_Written exercise_. Make an exact copy of the records, dropping all pictures.

(Stored records)
----

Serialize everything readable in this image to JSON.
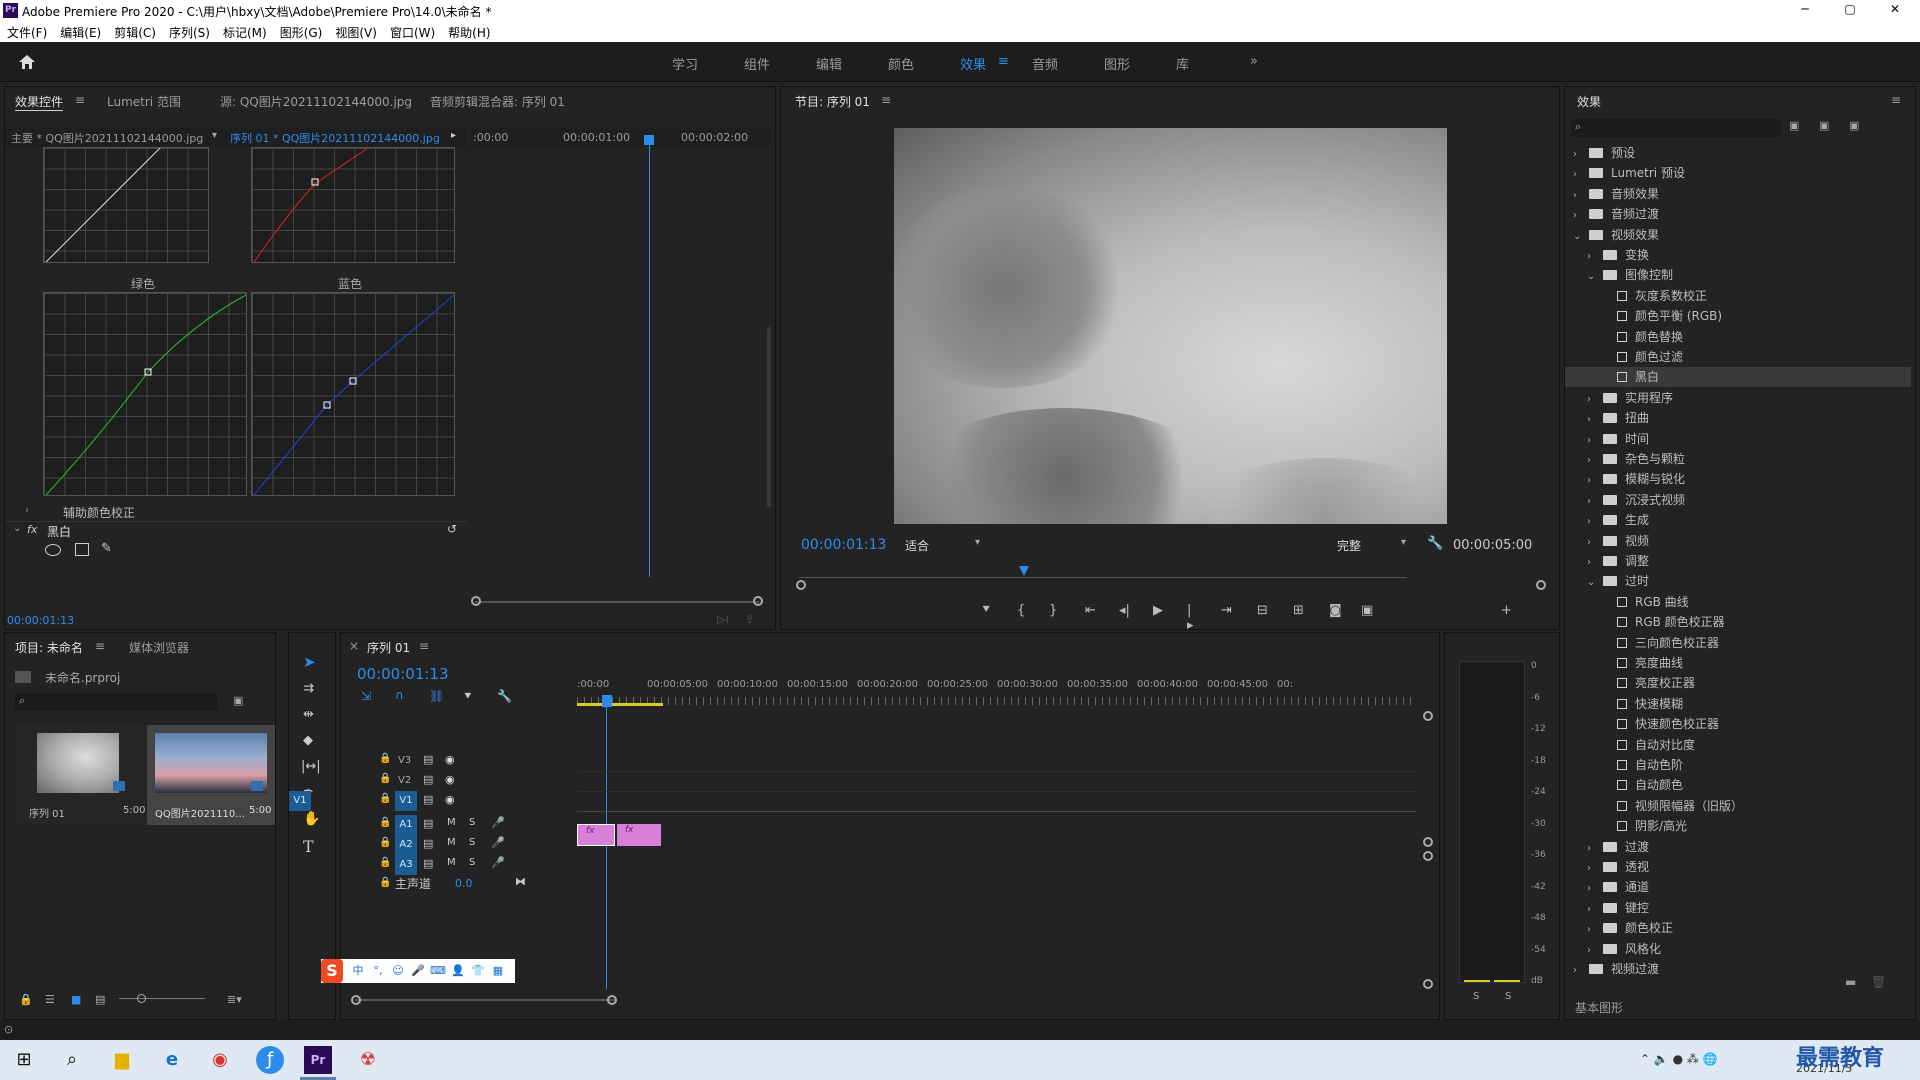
{
  "app": {
    "title": "Adobe Premiere Pro 2020 - C:\\用户\\hbxy\\文档\\Adobe\\Premiere Pro\\14.0\\未命名 *",
    "logo": "Pr"
  },
  "window_controls": {
    "minimize": "─",
    "maximize": "▢",
    "close": "✕"
  },
  "menu": [
    "文件(F)",
    "编辑(E)",
    "剪辑(C)",
    "序列(S)",
    "标记(M)",
    "图形(G)",
    "视图(V)",
    "窗口(W)",
    "帮助(H)"
  ],
  "workspaces": {
    "home_icon": "home-icon",
    "tabs": [
      "学习",
      "组件",
      "编辑",
      "颜色",
      "效果",
      "音频",
      "图形",
      "库"
    ],
    "active": "效果",
    "more": "»"
  },
  "effect_controls": {
    "tabs": [
      "效果控件",
      "Lumetri 范围",
      "源: QQ图片20211102144000.jpg",
      "音频剪辑混合器: 序列 01"
    ],
    "menu_icon": "≡",
    "master_clip": "主要 * QQ图片20211102144000.jpg",
    "seq_clip": "序列 01 * QQ图片20211102144000.jpg",
    "ruler": [
      ":00:00",
      "00:00:01:00",
      "00:00:02:00"
    ],
    "curve_labels": {
      "green": "绿色",
      "blue": "蓝色"
    },
    "secondary": "辅助颜色校正",
    "fx_label": "fx",
    "effect_name": "黑白",
    "timecode": "00:00:01:13"
  },
  "program_monitor": {
    "title": "节目: 序列 01",
    "timecode": "00:00:01:13",
    "fit": "适合",
    "quality": "完整",
    "duration": "00:00:05:00"
  },
  "effects_panel": {
    "title": "效果",
    "search_placeholder": "",
    "items": [
      {
        "label": "预设",
        "level": 0,
        "type": "folder",
        "open": false
      },
      {
        "label": "Lumetri 预设",
        "level": 0,
        "type": "folder",
        "open": false
      },
      {
        "label": "音频效果",
        "level": 0,
        "type": "folder",
        "open": false
      },
      {
        "label": "音频过渡",
        "level": 0,
        "type": "folder",
        "open": false
      },
      {
        "label": "视频效果",
        "level": 0,
        "type": "folder",
        "open": true
      },
      {
        "label": "变换",
        "level": 1,
        "type": "folder",
        "open": false
      },
      {
        "label": "图像控制",
        "level": 1,
        "type": "folder",
        "open": true
      },
      {
        "label": "灰度系数校正",
        "level": 2,
        "type": "fx"
      },
      {
        "label": "颜色平衡 (RGB)",
        "level": 2,
        "type": "fx"
      },
      {
        "label": "颜色替换",
        "level": 2,
        "type": "fx"
      },
      {
        "label": "颜色过滤",
        "level": 2,
        "type": "fx"
      },
      {
        "label": "黑白",
        "level": 2,
        "type": "fx",
        "selected": true
      },
      {
        "label": "实用程序",
        "level": 1,
        "type": "folder",
        "open": false
      },
      {
        "label": "扭曲",
        "level": 1,
        "type": "folder",
        "open": false
      },
      {
        "label": "时间",
        "level": 1,
        "type": "folder",
        "open": false
      },
      {
        "label": "杂色与颗粒",
        "level": 1,
        "type": "folder",
        "open": false
      },
      {
        "label": "模糊与锐化",
        "level": 1,
        "type": "folder",
        "open": false
      },
      {
        "label": "沉浸式视频",
        "level": 1,
        "type": "folder",
        "open": false
      },
      {
        "label": "生成",
        "level": 1,
        "type": "folder",
        "open": false
      },
      {
        "label": "视频",
        "level": 1,
        "type": "folder",
        "open": false
      },
      {
        "label": "调整",
        "level": 1,
        "type": "folder",
        "open": false
      },
      {
        "label": "过时",
        "level": 1,
        "type": "folder",
        "open": true
      },
      {
        "label": "RGB 曲线",
        "level": 2,
        "type": "fx"
      },
      {
        "label": "RGB 颜色校正器",
        "level": 2,
        "type": "fx"
      },
      {
        "label": "三向颜色校正器",
        "level": 2,
        "type": "fx"
      },
      {
        "label": "亮度曲线",
        "level": 2,
        "type": "fx"
      },
      {
        "label": "亮度校正器",
        "level": 2,
        "type": "fx"
      },
      {
        "label": "快速模糊",
        "level": 2,
        "type": "fx"
      },
      {
        "label": "快速颜色校正器",
        "level": 2,
        "type": "fx"
      },
      {
        "label": "自动对比度",
        "level": 2,
        "type": "fx"
      },
      {
        "label": "自动色阶",
        "level": 2,
        "type": "fx"
      },
      {
        "label": "自动颜色",
        "level": 2,
        "type": "fx"
      },
      {
        "label": "视频限幅器（旧版）",
        "level": 2,
        "type": "fx"
      },
      {
        "label": "阴影/高光",
        "level": 2,
        "type": "fx"
      },
      {
        "label": "过渡",
        "level": 1,
        "type": "folder",
        "open": false
      },
      {
        "label": "透视",
        "level": 1,
        "type": "folder",
        "open": false
      },
      {
        "label": "通道",
        "level": 1,
        "type": "folder",
        "open": false
      },
      {
        "label": "键控",
        "level": 1,
        "type": "folder",
        "open": false
      },
      {
        "label": "颜色校正",
        "level": 1,
        "type": "folder",
        "open": false
      },
      {
        "label": "风格化",
        "level": 1,
        "type": "folder",
        "open": false
      },
      {
        "label": "视频过渡",
        "level": 0,
        "type": "folder",
        "open": false
      }
    ],
    "basic_graphics": "基本图形"
  },
  "project": {
    "tabs": [
      "项目: 未命名",
      "媒体浏览器"
    ],
    "file": "未命名.prproj",
    "items": [
      {
        "name": "序列 01",
        "duration": "5:00"
      },
      {
        "name": "QQ图片2021110...",
        "duration": "5:00"
      }
    ]
  },
  "timeline": {
    "title": "序列 01",
    "timecode": "00:00:01:13",
    "ruler": [
      ":00:00",
      "00:00:05:00",
      "00:00:10:00",
      "00:00:15:00",
      "00:00:20:00",
      "00:00:25:00",
      "00:00:30:00",
      "00:00:35:00",
      "00:00:40:00",
      "00:00:45:00",
      "00:"
    ],
    "video_tracks": [
      "V3",
      "V2",
      "V1"
    ],
    "audio_tracks": [
      "A1",
      "A2",
      "A3"
    ],
    "source_patch_v": "V1",
    "master": "主声道",
    "master_val": "0.0",
    "mute": "M",
    "solo": "S",
    "clip_label": "fx"
  },
  "audio_meter": {
    "scale": [
      "0",
      "-6",
      "-12",
      "-18",
      "-24",
      "-30",
      "-36",
      "-42",
      "-48",
      "-54",
      "dB"
    ],
    "solo": [
      "S",
      "S"
    ]
  },
  "ime": {
    "items": [
      "中",
      "°,",
      "☺",
      "🎤",
      "⌨",
      "👤",
      "👕",
      "▦"
    ]
  },
  "taskbar": {
    "date": "2021/11/5",
    "watermark": "最需教育"
  }
}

----

_Worked answer_.
Serialize everything readable in this image to JSON.
{
  "app": {
    "title": "Adobe Premiere Pro 2020 - C:\\用户\\hbxy\\文档\\Adobe\\Premiere Pro\\14.0\\未命名 *",
    "logo": "Pr"
  },
  "window_controls": {
    "minimize": "─",
    "maximize": "▢",
    "close": "✕"
  },
  "menu": [
    "文件(F)",
    "编辑(E)",
    "剪辑(C)",
    "序列(S)",
    "标记(M)",
    "图形(G)",
    "视图(V)",
    "窗口(W)",
    "帮助(H)"
  ],
  "workspaces": {
    "home_icon": "home-icon",
    "tabs": [
      "学习",
      "组件",
      "编辑",
      "颜色",
      "效果",
      "音频",
      "图形",
      "库"
    ],
    "active": "效果",
    "more": "»"
  },
  "effect_controls": {
    "tabs": [
      "效果控件",
      "Lumetri 范围",
      "源: QQ图片20211102144000.jpg",
      "音频剪辑混合器: 序列 01"
    ],
    "menu_icon": "≡",
    "master_clip": "主要 * QQ图片20211102144000.jpg",
    "seq_clip": "序列 01 * QQ图片20211102144000.jpg",
    "ruler": [
      ":00:00",
      "00:00:01:00",
      "00:00:02:00"
    ],
    "curve_labels": {
      "green": "绿色",
      "blue": "蓝色"
    },
    "secondary": "辅助颜色校正",
    "fx_label": "fx",
    "effect_name": "黑白",
    "timecode": "00:00:01:13"
  },
  "program_monitor": {
    "title": "节目: 序列 01",
    "timecode": "00:00:01:13",
    "fit": "适合",
    "quality": "完整",
    "duration": "00:00:05:00"
  },
  "effects_panel": {
    "title": "效果",
    "search_placeholder": "",
    "items": [
      {
        "label": "预设",
        "level": 0,
        "type": "folder",
        "open": false
      },
      {
        "label": "Lumetri 预设",
        "level": 0,
        "type": "folder",
        "open": false
      },
      {
        "label": "音频效果",
        "level": 0,
        "type": "folder",
        "open": false
      },
      {
        "label": "音频过渡",
        "level": 0,
        "type": "folder",
        "open": false
      },
      {
        "label": "视频效果",
        "level": 0,
        "type": "folder",
        "open": true
      },
      {
        "label": "变换",
        "level": 1,
        "type": "folder",
        "open": false
      },
      {
        "label": "图像控制",
        "level": 1,
        "type": "folder",
        "open": true
      },
      {
        "label": "灰度系数校正",
        "level": 2,
        "type": "fx"
      },
      {
        "label": "颜色平衡 (RGB)",
        "level": 2,
        "type": "fx"
      },
      {
        "label": "颜色替换",
        "level": 2,
        "type": "fx"
      },
      {
        "label": "颜色过滤",
        "level": 2,
        "type": "fx"
      },
      {
        "label": "黑白",
        "level": 2,
        "type": "fx",
        "selected": true
      },
      {
        "label": "实用程序",
        "level": 1,
        "type": "folder",
        "open": false
      },
      {
        "label": "扭曲",
        "level": 1,
        "type": "folder",
        "open": false
      },
      {
        "label": "时间",
        "level": 1,
        "type": "folder",
        "open": false
      },
      {
        "label": "杂色与颗粒",
        "level": 1,
        "type": "folder",
        "open": false
      },
      {
        "label": "模糊与锐化",
        "level": 1,
        "type": "folder",
        "open": false
      },
      {
        "label": "沉浸式视频",
        "level": 1,
        "type": "folder",
        "open": false
      },
      {
        "label": "生成",
        "level": 1,
        "type": "folder",
        "open": false
      },
      {
        "label": "视频",
        "level": 1,
        "type": "folder",
        "open": false
      },
      {
        "label": "调整",
        "level": 1,
        "type": "folder",
        "open": false
      },
      {
        "label": "过时",
        "level": 1,
        "type": "folder",
        "open": true
      },
      {
        "label": "RGB 曲线",
        "level": 2,
        "type": "fx"
      },
      {
        "label": "RGB 颜色校正器",
        "level": 2,
        "type": "fx"
      },
      {
        "label": "三向颜色校正器",
        "level": 2,
        "type": "fx"
      },
      {
        "label": "亮度曲线",
        "level": 2,
        "type": "fx"
      },
      {
        "label": "亮度校正器",
        "level": 2,
        "type": "fx"
      },
      {
        "label": "快速模糊",
        "level": 2,
        "type": "fx"
      },
      {
        "label": "快速颜色校正器",
        "level": 2,
        "type": "fx"
      },
      {
        "label": "自动对比度",
        "level": 2,
        "type": "fx"
      },
      {
        "label": "自动色阶",
        "level": 2,
        "type": "fx"
      },
      {
        "label": "自动颜色",
        "level": 2,
        "type": "fx"
      },
      {
        "label": "视频限幅器（旧版）",
        "level": 2,
        "type": "fx"
      },
      {
        "label": "阴影/高光",
        "level": 2,
        "type": "fx"
      },
      {
        "label": "过渡",
        "level": 1,
        "type": "folder",
        "open": false
      },
      {
        "label": "透视",
        "level": 1,
        "type": "folder",
        "open": false
      },
      {
        "label": "通道",
        "level": 1,
        "type": "folder",
        "open": false
      },
      {
        "label": "键控",
        "level": 1,
        "type": "folder",
        "open": false
      },
      {
        "label": "颜色校正",
        "level": 1,
        "type": "folder",
        "open": false
      },
      {
        "label": "风格化",
        "level": 1,
        "type": "folder",
        "open": false
      },
      {
        "label": "视频过渡",
        "level": 0,
        "type": "folder",
        "open": false
      }
    ],
    "basic_graphics": "基本图形"
  },
  "project": {
    "tabs": [
      "项目: 未命名",
      "媒体浏览器"
    ],
    "file": "未命名.prproj",
    "items": [
      {
        "name": "序列 01",
        "duration": "5:00"
      },
      {
        "name": "QQ图片2021110...",
        "duration": "5:00"
      }
    ]
  },
  "timeline": {
    "title": "序列 01",
    "timecode": "00:00:01:13",
    "ruler": [
      ":00:00",
      "00:00:05:00",
      "00:00:10:00",
      "00:00:15:00",
      "00:00:20:00",
      "00:00:25:00",
      "00:00:30:00",
      "00:00:35:00",
      "00:00:40:00",
      "00:00:45:00",
      "00:"
    ],
    "video_tracks": [
      "V3",
      "V2",
      "V1"
    ],
    "audio_tracks": [
      "A1",
      "A2",
      "A3"
    ],
    "source_patch_v": "V1",
    "master": "主声道",
    "master_val": "0.0",
    "mute": "M",
    "solo": "S",
    "clip_label": "fx"
  },
  "audio_meter": {
    "scale": [
      "0",
      "-6",
      "-12",
      "-18",
      "-24",
      "-30",
      "-36",
      "-42",
      "-48",
      "-54",
      "dB"
    ],
    "solo": [
      "S",
      "S"
    ]
  },
  "ime": {
    "items": [
      "中",
      "°,",
      "☺",
      "🎤",
      "⌨",
      "👤",
      "👕",
      "▦"
    ]
  },
  "taskbar": {
    "date": "2021/11/5",
    "watermark": "最需教育"
  }
}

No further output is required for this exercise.